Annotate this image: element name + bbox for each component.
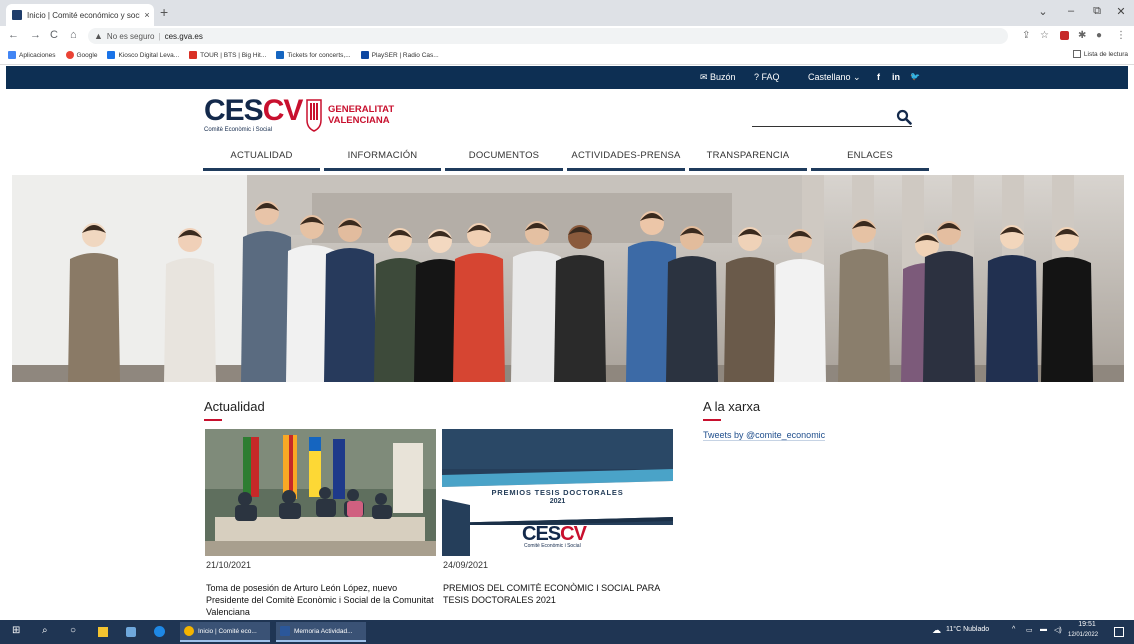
menu-informacion[interactable]: INFORMACIÓN [324,150,441,171]
logo-text: CES [204,94,264,127]
reload-button[interactable]: C [50,29,58,41]
menu-enlaces[interactable]: ENLACES [811,150,929,171]
section-xarxa-heading: A la xarxa [703,399,761,414]
url-text[interactable]: ces.gva.es [165,32,203,41]
kiosco-icon [107,51,116,59]
profile-icon[interactable]: ● [1096,30,1102,41]
facebook-icon[interactable]: f [877,72,880,82]
bookmark-item[interactable]: Google [65,51,97,59]
search-icon[interactable]: ⌕ [42,625,48,636]
bookmark-item[interactable]: Aplicaciones [8,51,56,59]
home-button[interactable]: ⌂ [70,29,77,41]
close-tab-icon[interactable]: × [140,10,154,20]
share-icon[interactable]: ⇪ [1022,30,1030,41]
task-view-icon[interactable]: ○ [70,625,76,636]
menu-actualidad[interactable]: ACTUALIDAD [203,150,320,171]
tab-search-icon[interactable]: ⌄ [1030,5,1056,18]
premios-card-line2: 2021 [549,498,566,505]
gv-line1: GENERALITAT [328,104,395,115]
cescv-logo[interactable]: CESCV Comitè Econòmic i Social [204,94,304,134]
bookmark-item[interactable]: Kiosco Digital Leva... [107,51,179,59]
extensions-puzzle-icon[interactable]: ✱ [1078,30,1086,41]
logo-accent-text: CV [262,94,304,127]
notifications-icon[interactable] [1114,627,1124,637]
windows-taskbar: ⊞ ⌕ ○ Inicio | Comité eco... Memoria Act… [0,620,1134,644]
news-image-premios[interactable]: PREMIOS TESIS DOCTORALES 2021 CESCV Comi… [442,429,673,556]
clock-date[interactable]: 12/01/2022 [1068,632,1098,638]
generalitat-logo[interactable]: GENERALITAT VALENCIANA [306,98,394,132]
bookmarks-bar: Aplicaciones Google Kiosco Digital Leva.… [0,46,1134,65]
logo-subtitle: Comitè Econòmic i Social [204,127,273,133]
menu-documentos[interactable]: DOCUMENTOS [445,150,563,171]
taskbar-app-word[interactable]: Memoria Actividad... [276,622,366,642]
tab-title: Inicio | Comité económico y soci [27,10,140,20]
section-underline [703,419,721,421]
bookmark-item[interactable]: PlaySER | Radio Cas... [360,51,439,59]
browser-tab-strip: Inicio | Comité económico y soci × + ⌄ –… [0,0,1134,26]
volume-icon[interactable]: ◁) [1054,626,1062,634]
clock-time[interactable]: 19:51 [1072,621,1102,628]
news-date: 21/10/2021 [206,560,252,570]
tweets-link[interactable]: Tweets by @comite_economic [703,430,826,441]
close-window-button[interactable]: ✕ [1108,5,1134,18]
gv-line2: VALENCIANA [328,115,390,126]
url-separator: | [158,31,161,41]
extension-icon[interactable] [1060,31,1069,40]
hero-group-photo [12,175,1124,382]
twitter-icon[interactable]: 🐦 [910,72,920,81]
bookmark-item[interactable]: Tickets for concerts,... [276,51,351,59]
bookmark-star-icon[interactable]: ☆ [1040,30,1049,41]
address-bar[interactable]: ▲ No es seguro | ces.gva.es [88,28,1008,44]
google-icon [65,51,74,59]
apps-grid-icon [8,51,16,59]
menu-transparencia[interactable]: TRANSPARENCIA [689,150,807,171]
section-underline [204,419,222,421]
tickets-icon [276,51,285,59]
security-status: No es seguro [106,31,155,41]
faq-link[interactable]: ? FAQ [754,72,780,82]
restore-button[interactable]: ⧉ [1084,5,1110,18]
new-tab-button[interactable]: + [160,4,168,20]
buzon-link[interactable]: ✉ Buzón [700,72,736,83]
network-icon[interactable]: ▭ [1026,626,1033,634]
tray-chevron-icon[interactable]: ^ [1012,626,1015,633]
minimize-button[interactable]: – [1058,5,1084,17]
tour-icon [189,51,198,59]
word-icon [280,626,290,636]
language-selector[interactable]: Castellano ⌄ [808,72,861,83]
windows-start-icon[interactable]: ⊞ [12,625,20,636]
reading-list-icon [1072,50,1081,58]
bookmark-item[interactable]: TOUR | BTS | Big Hit... [189,51,266,59]
search-input[interactable] [752,126,912,127]
news-date: 24/09/2021 [443,560,489,570]
menu-icon[interactable]: ⋮ [1116,30,1126,41]
menu-actividades-prensa[interactable]: ACTIVIDADES-PRENSA [567,150,685,171]
warning-icon[interactable]: ▲ [94,31,103,41]
site-favicon-icon [12,10,22,20]
file-explorer-icon[interactable] [98,627,108,637]
forward-button[interactable]: → [30,29,41,41]
premios-card-logo-sub: Comitè Econòmic i Social [524,543,581,549]
chrome-icon [184,626,194,636]
cloud-icon[interactable]: ☁ [932,625,941,636]
site-top-bar: ✉ Buzón ? FAQ Castellano ⌄ f in 🐦 [6,66,1128,89]
premios-card-line1: PREMIOS TESIS DOCTORALES [491,488,624,497]
generalitat-shield-icon [306,99,322,132]
section-actualidad-heading: Actualidad [204,399,265,414]
reading-list-button[interactable]: Lista de lectura [1072,50,1128,58]
weather-text[interactable]: 11°C Nublado [946,626,989,633]
linkedin-icon[interactable]: in [892,72,900,82]
news-title[interactable]: Toma de posesión de Arturo León López, n… [206,582,438,618]
battery-icon[interactable]: ▬ [1040,626,1047,633]
app-icon[interactable] [126,627,136,637]
address-toolbar: ← → C ⌂ ▲ No es seguro | ces.gva.es ⇪ ☆ … [0,26,1134,46]
search-icon[interactable] [896,109,912,125]
news-title[interactable]: PREMIOS DEL COMITÈ ECONÒMIC I SOCIAL PAR… [443,582,675,606]
playser-icon [360,51,369,59]
news-image-toma-posesion[interactable] [205,429,436,556]
back-button[interactable]: ← [8,29,19,41]
edge-icon[interactable] [154,626,165,637]
browser-tab[interactable]: Inicio | Comité económico y soci × [6,4,154,26]
taskbar-app-chrome[interactable]: Inicio | Comité eco... [180,622,270,642]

+ + + + +

Your objective: Rewrite the entries with every "bookmark-item" changed to "bookmark-link" and everything else left as it is. Omit the pictures from your answer.

Output below:
Annotate this image: element name + bbox for each component.
menu-informacion[interactable]: INFORMACIÓN [324,150,441,171]
logo-text: CES [204,94,264,127]
reload-button[interactable]: C [50,29,58,41]
menu-enlaces[interactable]: ENLACES [811,150,929,171]
section-xarxa-heading: A la xarxa [703,399,761,414]
url-text[interactable]: ces.gva.es [165,32,203,41]
kiosco-icon [107,51,116,59]
profile-icon[interactable]: ● [1096,30,1102,41]
facebook-icon[interactable]: f [877,72,880,82]
bookmark-link[interactable]: Google [65,51,97,59]
search-icon[interactable]: ⌕ [42,625,48,636]
bookmark-link[interactable]: Aplicaciones [8,51,56,59]
home-button[interactable]: ⌂ [70,29,77,41]
close-tab-icon[interactable]: × [140,10,154,20]
share-icon[interactable]: ⇪ [1022,30,1030,41]
task-view-icon[interactable]: ○ [70,625,76,636]
menu-actualidad[interactable]: ACTUALIDAD [203,150,320,171]
tab-search-icon[interactable]: ⌄ [1030,5,1056,18]
premios-card-line2: 2021 [549,498,566,505]
gv-line1: GENERALITAT [328,104,395,115]
cescv-logo[interactable]: CESCV Comitè Econòmic i Social [204,94,304,134]
bookmark-link[interactable]: Kiosco Digital Leva... [107,51,179,59]
extensions-puzzle-icon[interactable]: ✱ [1078,30,1086,41]
logo-accent-text: CV [262,94,304,127]
notifications-icon[interactable] [1114,627,1124,637]
windows-taskbar: ⊞ ⌕ ○ Inicio | Comité eco... Memoria Act… [0,620,1134,644]
news-image-premios[interactable]: PREMIOS TESIS DOCTORALES 2021 CESCV Comi… [442,429,673,556]
clock-date[interactable]: 12/01/2022 [1068,632,1098,638]
generalitat-logo[interactable]: GENERALITAT VALENCIANA [306,98,394,132]
bookmarks-bar: Aplicaciones Google Kiosco Digital Leva.… [0,46,1134,65]
logo-subtitle: Comitè Econòmic i Social [204,127,273,133]
menu-documentos[interactable]: DOCUMENTOS [445,150,563,171]
taskbar-app-word[interactable]: Memoria Actividad... [276,622,366,642]
tab-title: Inicio | Comité económico y soci [27,10,140,20]
section-underline [703,419,721,421]
bookmark-link[interactable]: PlaySER | Radio Cas... [360,51,439,59]
browser-tab-strip: Inicio | Comité económico y soci × + ⌄ –… [0,0,1134,26]
volume-icon[interactable]: ◁) [1054,626,1062,634]
clock-time[interactable]: 19:51 [1072,621,1102,628]
news-date: 21/10/2021 [206,560,252,570]
tweets-link[interactable]: Tweets by @comite_economic [703,430,826,441]
close-window-button[interactable]: ✕ [1108,5,1134,18]
gv-line2: VALENCIANA [328,115,390,126]
url-separator: | [158,31,161,41]
extension-icon[interactable] [1060,31,1069,40]
hero-group-photo [12,175,1124,382]
twitter-icon[interactable]: 🐦 [910,72,920,81]
bookmark-link[interactable]: Tickets for concerts,... [276,51,351,59]
bookmark-star-icon[interactable]: ☆ [1040,30,1049,41]
address-bar[interactable]: ▲ No es seguro | ces.gva.es [88,28,1008,44]
google-icon [65,51,74,59]
apps-grid-icon [8,51,16,59]
menu-transparencia[interactable]: TRANSPARENCIA [689,150,807,171]
section-underline [204,419,222,421]
tickets-icon [276,51,285,59]
security-status: No es seguro [106,31,155,41]
faq-link[interactable]: ? FAQ [754,72,780,82]
restore-button[interactable]: ⧉ [1084,5,1110,18]
new-tab-button[interactable]: + [160,4,168,20]
buzon-link[interactable]: ✉ Buzón [700,72,736,83]
network-icon[interactable]: ▭ [1026,626,1033,634]
tray-chevron-icon[interactable]: ^ [1012,626,1015,633]
minimize-button[interactable]: – [1058,5,1084,17]
tour-icon [189,51,198,59]
word-icon [280,626,290,636]
language-selector[interactable]: Castellano ⌄ [808,72,861,83]
windows-start-icon[interactable]: ⊞ [12,625,20,636]
reading-list-icon [1072,50,1081,58]
bookmark-link[interactable]: TOUR | BTS | Big Hit... [189,51,266,59]
search-input[interactable] [752,126,912,127]
news-date: 24/09/2021 [443,560,489,570]
menu-icon[interactable]: ⋮ [1116,30,1126,41]
menu-actividades-prensa[interactable]: ACTIVIDADES-PRENSA [567,150,685,171]
warning-icon[interactable]: ▲ [94,31,103,41]
site-favicon-icon [12,10,22,20]
file-explorer-icon[interactable] [98,627,108,637]
forward-button[interactable]: → [30,29,41,41]
premios-card-logo-sub: Comitè Econòmic i Social [524,543,581,549]
chrome-icon [184,626,194,636]
cloud-icon[interactable]: ☁ [932,625,941,636]
site-top-bar: ✉ Buzón ? FAQ Castellano ⌄ f in 🐦 [6,66,1128,89]
premios-card-line1: PREMIOS TESIS DOCTORALES [491,488,624,497]
generalitat-shield-icon [306,99,322,132]
section-actualidad-heading: Actualidad [204,399,265,414]
reading-list-button[interactable]: Lista de lectura [1072,50,1128,58]
weather-text[interactable]: 11°C Nublado [946,626,989,633]
linkedin-icon[interactable]: in [892,72,900,82]
news-title[interactable]: Toma de posesión de Arturo León López, n… [206,582,438,618]
battery-icon[interactable]: ▬ [1040,626,1047,633]
app-icon[interactable] [126,627,136,637]
address-toolbar: ← → C ⌂ ▲ No es seguro | ces.gva.es ⇪ ☆ … [0,26,1134,46]
search-icon[interactable] [896,109,912,125]
news-title[interactable]: PREMIOS DEL COMITÈ ECONÒMIC I SOCIAL PAR… [443,582,675,606]
playser-icon [360,51,369,59]
news-image-toma-posesion[interactable] [205,429,436,556]
back-button[interactable]: ← [8,29,19,41]
edge-icon[interactable] [154,626,165,637]
browser-tab[interactable]: Inicio | Comité económico y soci × [6,4,154,26]
taskbar-app-chrome[interactable]: Inicio | Comité eco... [180,622,270,642]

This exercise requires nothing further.